— Directions —
Pull out every line below holding the word "communication".

Source records:
+ + +

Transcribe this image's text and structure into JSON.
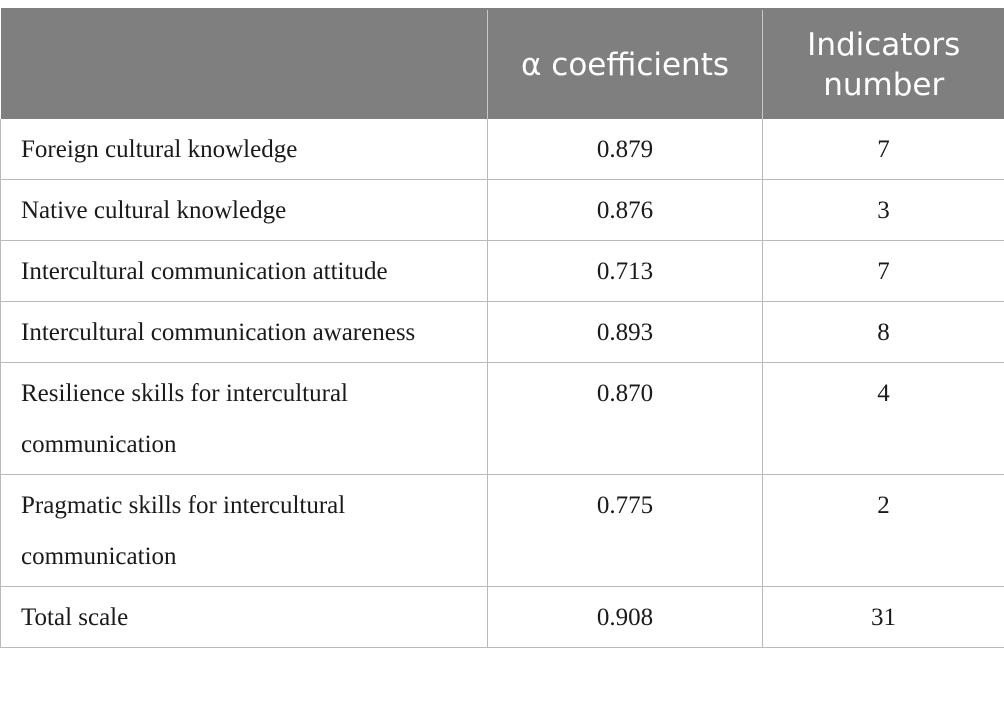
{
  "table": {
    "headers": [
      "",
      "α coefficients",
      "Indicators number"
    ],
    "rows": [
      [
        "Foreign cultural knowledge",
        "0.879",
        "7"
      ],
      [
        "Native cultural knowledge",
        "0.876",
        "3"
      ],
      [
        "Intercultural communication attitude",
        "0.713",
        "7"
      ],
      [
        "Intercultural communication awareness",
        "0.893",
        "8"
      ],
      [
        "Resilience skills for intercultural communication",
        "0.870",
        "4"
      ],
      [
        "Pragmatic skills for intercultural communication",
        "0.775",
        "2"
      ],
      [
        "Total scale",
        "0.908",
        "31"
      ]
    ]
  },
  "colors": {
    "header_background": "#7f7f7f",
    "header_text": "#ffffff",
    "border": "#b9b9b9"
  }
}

+ + +

— Task response —
        "Intercultural communication attitude",
        "Intercultural communication awareness",
        "Resilience skills for intercultural communication",
        "Pragmatic skills for intercultural communication",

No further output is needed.